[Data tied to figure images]
● ● ● ● ●

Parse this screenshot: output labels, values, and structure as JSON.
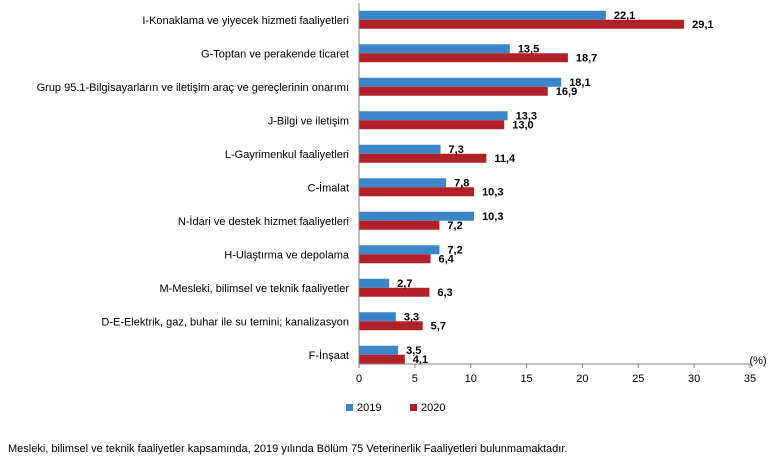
{
  "chart_data": {
    "type": "bar",
    "orientation": "horizontal",
    "categories": [
      "I-Konaklama ve yiyecek hizmeti faaliyetleri",
      "G-Toptan ve perakende ticaret",
      "Grup 95.1-Bilgisayarların ve iletişim araç ve gereçlerinin onarımı",
      "J-Bilgi ve iletişim",
      "L-Gayrimenkul faaliyetleri",
      "C-İmalat",
      "N-İdari ve destek hizmet faaliyetleri",
      "H-Ulaştırma ve depolama",
      "M-Mesleki, bilimsel ve teknik faaliyetler",
      "D-E-Elektrik, gaz, buhar ile su temini; kanalizasyon",
      "F-İnşaat"
    ],
    "series": [
      {
        "name": "2019",
        "color": "#3a86c8",
        "values": [
          22.1,
          13.5,
          18.1,
          13.3,
          7.3,
          7.8,
          10.3,
          7.2,
          2.7,
          3.3,
          3.5
        ],
        "labels": [
          "22,1",
          "13,5",
          "18,1",
          "13,3",
          "7,3",
          "7,8",
          "10,3",
          "7,2",
          "2,7",
          "3,3",
          "3,5"
        ]
      },
      {
        "name": "2020",
        "color": "#b22028",
        "values": [
          29.1,
          18.7,
          16.9,
          13.0,
          11.4,
          10.3,
          7.2,
          6.4,
          6.3,
          5.7,
          4.1
        ],
        "labels": [
          "29,1",
          "18,7",
          "16,9",
          "13,0",
          "11,4",
          "10,3",
          "7,2",
          "6,4",
          "6,3",
          "5,7",
          "4,1"
        ]
      }
    ],
    "xlim": [
      0,
      35
    ],
    "xticks": [
      0,
      5,
      10,
      15,
      20,
      25,
      30,
      35
    ],
    "xticklabels": [
      "0",
      "5",
      "10",
      "15",
      "20",
      "25",
      "30",
      "35"
    ],
    "unit": "(%)",
    "legend_position": "bottom-left",
    "grid": false
  },
  "footnote": "Mesleki, bilimsel ve teknik faaliyetler kapsamında, 2019 yılında Bölüm 75 Veterinerlik Faaliyetleri bulunmamaktadır."
}
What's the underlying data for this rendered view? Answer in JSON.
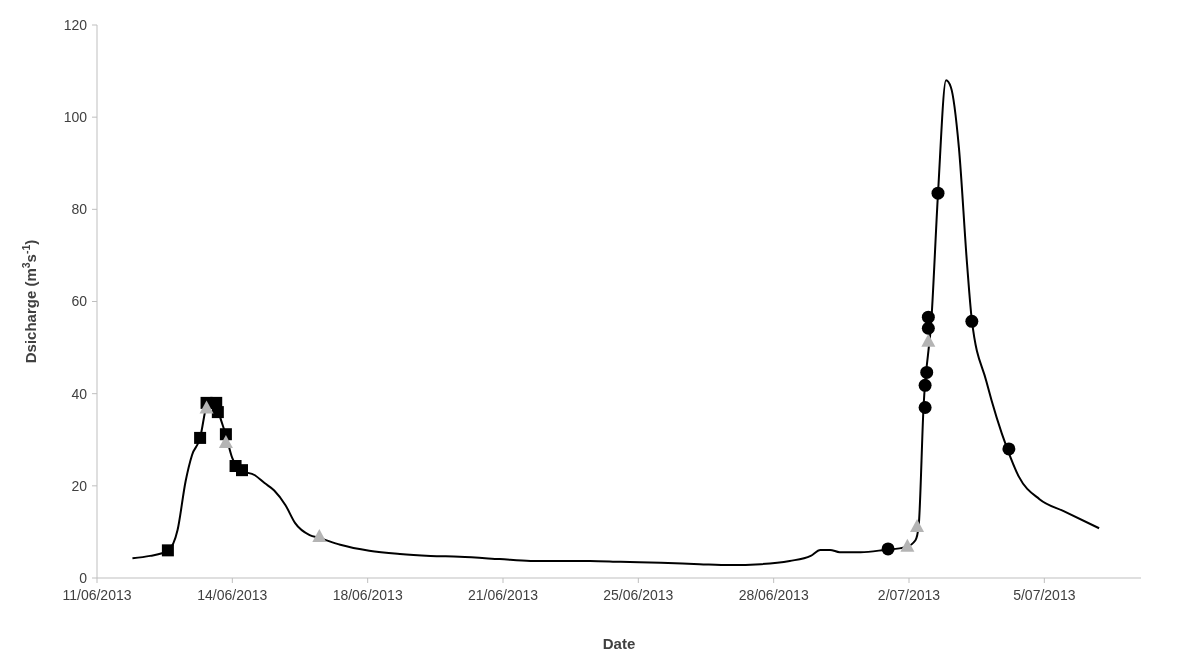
{
  "chart_data": {
    "type": "line",
    "xlabel": "Date",
    "ylabel": "Dsicharge (m$^{3}$s$^{-1}$)",
    "xlim": [
      "2013-06-11T00:00",
      "2013-07-08T00:00"
    ],
    "xticks": [
      {
        "value": "2013-06-11T00:00",
        "label": "11/06/2013"
      },
      {
        "value": "2013-06-14T12:00",
        "label": "14/06/2013"
      },
      {
        "value": "2013-06-18T00:00",
        "label": "18/06/2013"
      },
      {
        "value": "2013-06-21T12:00",
        "label": "21/06/2013"
      },
      {
        "value": "2013-06-25T00:00",
        "label": "25/06/2013"
      },
      {
        "value": "2013-06-28T12:00",
        "label": "28/06/2013"
      },
      {
        "value": "2013-07-02T00:00",
        "label": "2/07/2013"
      },
      {
        "value": "2013-07-05T12:00",
        "label": "5/07/2013"
      }
    ],
    "ylim": [
      0,
      120
    ],
    "yticks": [
      0,
      20,
      40,
      60,
      80,
      100,
      120
    ],
    "grid": false,
    "series": [
      {
        "color": "#000000",
        "marker": "none",
        "line_style": "solid",
        "x": [
          "2013-06-11T22:00",
          "2013-06-12T09:00",
          "2013-06-12T20:00",
          "2013-06-13T02:00",
          "2013-06-13T07:00",
          "2013-06-13T11:00",
          "2013-06-13T16:00",
          "2013-06-13T20:00",
          "2013-06-13T22:00",
          "2013-06-14T02:00",
          "2013-06-14T04:00",
          "2013-06-14T08:00",
          "2013-06-14T12:00",
          "2013-06-14T17:00",
          "2013-06-15T02:00",
          "2013-06-15T08:00",
          "2013-06-15T14:00",
          "2013-06-15T21:00",
          "2013-06-16T03:00",
          "2013-06-16T12:00",
          "2013-06-16T18:00",
          "2013-06-17T07:00",
          "2013-06-18T01:00",
          "2013-06-18T20:00",
          "2013-06-19T15:00",
          "2013-06-20T09:00",
          "2013-06-21T10:00",
          "2013-06-22T05:00",
          "2013-06-23T00:00",
          "2013-06-23T18:00",
          "2013-06-24T13:00",
          "2013-06-25T14:00",
          "2013-06-26T14:00",
          "2013-06-27T09:00",
          "2013-06-28T04:00",
          "2013-06-28T22:00",
          "2013-06-29T11:00",
          "2013-06-29T17:00",
          "2013-06-29T23:00",
          "2013-06-30T05:00",
          "2013-06-30T18:00",
          "2013-07-01T09:00",
          "2013-07-01T22:00",
          "2013-07-02T04:00",
          "2013-07-02T06:00",
          "2013-07-02T09:00",
          "2013-07-02T14:00",
          "2013-07-02T18:00",
          "2013-07-02T23:00",
          "2013-07-03T02:00",
          "2013-07-03T07:00",
          "2013-07-03T12:00",
          "2013-07-03T15:00",
          "2013-07-04T00:00",
          "2013-07-04T13:00",
          "2013-07-04T20:00",
          "2013-07-05T09:00",
          "2013-07-06T00:00",
          "2013-07-06T22:00"
        ],
        "values": [
          4.3,
          4.8,
          5.9,
          10.4,
          21,
          26.7,
          30.4,
          37.5,
          39,
          38,
          35.4,
          31,
          26,
          23.4,
          22.3,
          20.6,
          19,
          15.8,
          11.9,
          9.3,
          8.7,
          7.2,
          5.9,
          5.2,
          4.8,
          4.6,
          4.1,
          3.7,
          3.7,
          3.7,
          3.5,
          3.3,
          3.0,
          2.8,
          3.0,
          3.7,
          4.8,
          6.1,
          6.1,
          5.6,
          5.6,
          6.1,
          6.7,
          8.2,
          11.3,
          36.9,
          56.6,
          83.4,
          108,
          106.5,
          93.3,
          68.3,
          56,
          42.7,
          28,
          22.1,
          17.1,
          14.5,
          10.8
        ]
      },
      {
        "type": "scatter",
        "color": "#000000",
        "marker": "square",
        "x": [
          "2013-06-12T20:00",
          "2013-06-13T16:00",
          "2013-06-13T20:00",
          "2013-06-14T02:00",
          "2013-06-14T03:00",
          "2013-06-14T08:00",
          "2013-06-14T14:00",
          "2013-06-14T18:00"
        ],
        "values": [
          6,
          30.4,
          38,
          38,
          36,
          31.2,
          24.3,
          23.4
        ]
      },
      {
        "type": "scatter",
        "color": "#b4b4b4",
        "marker": "triangle",
        "x": [
          "2013-06-13T20:00",
          "2013-06-14T08:00",
          "2013-06-16T18:00",
          "2013-07-01T23:00",
          "2013-07-02T05:00",
          "2013-07-02T12:00"
        ],
        "values": [
          37,
          29.5,
          9.1,
          7,
          11.3,
          51.5
        ]
      },
      {
        "type": "scatter",
        "color": "#000000",
        "marker": "circle",
        "x": [
          "2013-07-01T11:00",
          "2013-07-02T10:00",
          "2013-07-02T10:00",
          "2013-07-02T11:00",
          "2013-07-02T12:00",
          "2013-07-02T12:00",
          "2013-07-02T18:00",
          "2013-07-03T15:00",
          "2013-07-04T14:00"
        ],
        "values": [
          6.3,
          37,
          41.8,
          44.6,
          54.2,
          56.6,
          83.5,
          55.7,
          28
        ]
      }
    ]
  }
}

● ● ● ● ●

▶ [Work to do] Return each line from the material above exactly, but not the pictures.

▶ [Written solution]
Parse this screenshot: output labels, values, and structure as JSON.
{
  "chart_data": {
    "type": "bar",
    "orientation": "horizontal",
    "categories": [
      "I-Konaklama ve yiyecek hizmeti faaliyetleri",
      "G-Toptan ve perakende ticaret",
      "Grup 95.1-Bilgisayarların ve iletişim araç ve gereçlerinin onarımı",
      "J-Bilgi ve iletişim",
      "L-Gayrimenkul faaliyetleri",
      "C-İmalat",
      "N-İdari ve destek hizmet faaliyetleri",
      "H-Ulaştırma ve depolama",
      "M-Mesleki, bilimsel ve teknik faaliyetler",
      "D-E-Elektrik, gaz, buhar ile su temini; kanalizasyon",
      "F-İnşaat"
    ],
    "series": [
      {
        "name": "2019",
        "color": "#3a86c8",
        "values": [
          22.1,
          13.5,
          18.1,
          13.3,
          7.3,
          7.8,
          10.3,
          7.2,
          2.7,
          3.3,
          3.5
        ],
        "labels": [
          "22,1",
          "13,5",
          "18,1",
          "13,3",
          "7,3",
          "7,8",
          "10,3",
          "7,2",
          "2,7",
          "3,3",
          "3,5"
        ]
      },
      {
        "name": "2020",
        "color": "#b22028",
        "values": [
          29.1,
          18.7,
          16.9,
          13.0,
          11.4,
          10.3,
          7.2,
          6.4,
          6.3,
          5.7,
          4.1
        ],
        "labels": [
          "29,1",
          "18,7",
          "16,9",
          "13,0",
          "11,4",
          "10,3",
          "7,2",
          "6,4",
          "6,3",
          "5,7",
          "4,1"
        ]
      }
    ],
    "xlim": [
      0,
      35
    ],
    "xticks": [
      0,
      5,
      10,
      15,
      20,
      25,
      30,
      35
    ],
    "xticklabels": [
      "0",
      "5",
      "10",
      "15",
      "20",
      "25",
      "30",
      "35"
    ],
    "unit": "(%)",
    "legend_position": "bottom-left",
    "grid": false
  },
  "footnote": "Mesleki, bilimsel ve teknik faaliyetler kapsamında, 2019 yılında Bölüm 75 Veterinerlik Faaliyetleri bulunmamaktadır."
}
What's the underlying data for this rendered view? Answer in JSON.
{
  "chart_data": {
    "type": "line",
    "xlabel": "Date",
    "ylabel": "Dsicharge (m$^{3}$s$^{-1}$)",
    "xlim": [
      "2013-06-11T00:00",
      "2013-07-08T00:00"
    ],
    "xticks": [
      {
        "value": "2013-06-11T00:00",
        "label": "11/06/2013"
      },
      {
        "value": "2013-06-14T12:00",
        "label": "14/06/2013"
      },
      {
        "value": "2013-06-18T00:00",
        "label": "18/06/2013"
      },
      {
        "value": "2013-06-21T12:00",
        "label": "21/06/2013"
      },
      {
        "value": "2013-06-25T00:00",
        "label": "25/06/2013"
      },
      {
        "value": "2013-06-28T12:00",
        "label": "28/06/2013"
      },
      {
        "value": "2013-07-02T00:00",
        "label": "2/07/2013"
      },
      {
        "value": "2013-07-05T12:00",
        "label": "5/07/2013"
      }
    ],
    "ylim": [
      0,
      120
    ],
    "yticks": [
      0,
      20,
      40,
      60,
      80,
      100,
      120
    ],
    "grid": false,
    "series": [
      {
        "color": "#000000",
        "marker": "none",
        "line_style": "solid",
        "x": [
          "2013-06-11T22:00",
          "2013-06-12T09:00",
          "2013-06-12T20:00",
          "2013-06-13T02:00",
          "2013-06-13T07:00",
          "2013-06-13T11:00",
          "2013-06-13T16:00",
          "2013-06-13T20:00",
          "2013-06-13T22:00",
          "2013-06-14T02:00",
          "2013-06-14T04:00",
          "2013-06-14T08:00",
          "2013-06-14T12:00",
          "2013-06-14T17:00",
          "2013-06-15T02:00",
          "2013-06-15T08:00",
          "2013-06-15T14:00",
          "2013-06-15T21:00",
          "2013-06-16T03:00",
          "2013-06-16T12:00",
          "2013-06-16T18:00",
          "2013-06-17T07:00",
          "2013-06-18T01:00",
          "2013-06-18T20:00",
          "2013-06-19T15:00",
          "2013-06-20T09:00",
          "2013-06-21T10:00",
          "2013-06-22T05:00",
          "2013-06-23T00:00",
          "2013-06-23T18:00",
          "2013-06-24T13:00",
          "2013-06-25T14:00",
          "2013-06-26T14:00",
          "2013-06-27T09:00",
          "2013-06-28T04:00",
          "2013-06-28T22:00",
          "2013-06-29T11:00",
          "2013-06-29T17:00",
          "2013-06-29T23:00",
          "2013-06-30T05:00",
          "2013-06-30T18:00",
          "2013-07-01T09:00",
          "2013-07-01T22:00",
          "2013-07-02T04:00",
          "2013-07-02T06:00",
          "2013-07-02T09:00",
          "2013-07-02T14:00",
          "2013-07-02T18:00",
          "2013-07-02T23:00",
          "2013-07-03T02:00",
          "2013-07-03T07:00",
          "2013-07-03T12:00",
          "2013-07-03T15:00",
          "2013-07-04T00:00",
          "2013-07-04T13:00",
          "2013-07-04T20:00",
          "2013-07-05T09:00",
          "2013-07-06T00:00",
          "2013-07-06T22:00"
        ],
        "values": [
          4.3,
          4.8,
          5.9,
          10.4,
          21,
          26.7,
          30.4,
          37.5,
          39,
          38,
          35.4,
          31,
          26,
          23.4,
          22.3,
          20.6,
          19,
          15.8,
          11.9,
          9.3,
          8.7,
          7.2,
          5.9,
          5.2,
          4.8,
          4.6,
          4.1,
          3.7,
          3.7,
          3.7,
          3.5,
          3.3,
          3.0,
          2.8,
          3.0,
          3.7,
          4.8,
          6.1,
          6.1,
          5.6,
          5.6,
          6.1,
          6.7,
          8.2,
          11.3,
          36.9,
          56.6,
          83.4,
          108,
          106.5,
          93.3,
          68.3,
          56,
          42.7,
          28,
          22.1,
          17.1,
          14.5,
          10.8
        ]
      },
      {
        "type": "scatter",
        "color": "#000000",
        "marker": "square",
        "x": [
          "2013-06-12T20:00",
          "2013-06-13T16:00",
          "2013-06-13T20:00",
          "2013-06-14T02:00",
          "2013-06-14T03:00",
          "2013-06-14T08:00",
          "2013-06-14T14:00",
          "2013-06-14T18:00"
        ],
        "values": [
          6,
          30.4,
          38,
          38,
          36,
          31.2,
          24.3,
          23.4
        ]
      },
      {
        "type": "scatter",
        "color": "#b4b4b4",
        "marker": "triangle",
        "x": [
          "2013-06-13T20:00",
          "2013-06-14T08:00",
          "2013-06-16T18:00",
          "2013-07-01T23:00",
          "2013-07-02T05:00",
          "2013-07-02T12:00"
        ],
        "values": [
          37,
          29.5,
          9.1,
          7,
          11.3,
          51.5
        ]
      },
      {
        "type": "scatter",
        "color": "#000000",
        "marker": "circle",
        "x": [
          "2013-07-01T11:00",
          "2013-07-02T10:00",
          "2013-07-02T10:00",
          "2013-07-02T11:00",
          "2013-07-02T12:00",
          "2013-07-02T12:00",
          "2013-07-02T18:00",
          "2013-07-03T15:00",
          "2013-07-04T14:00"
        ],
        "values": [
          6.3,
          37,
          41.8,
          44.6,
          54.2,
          56.6,
          83.5,
          55.7,
          28
        ]
      }
    ]
  }
}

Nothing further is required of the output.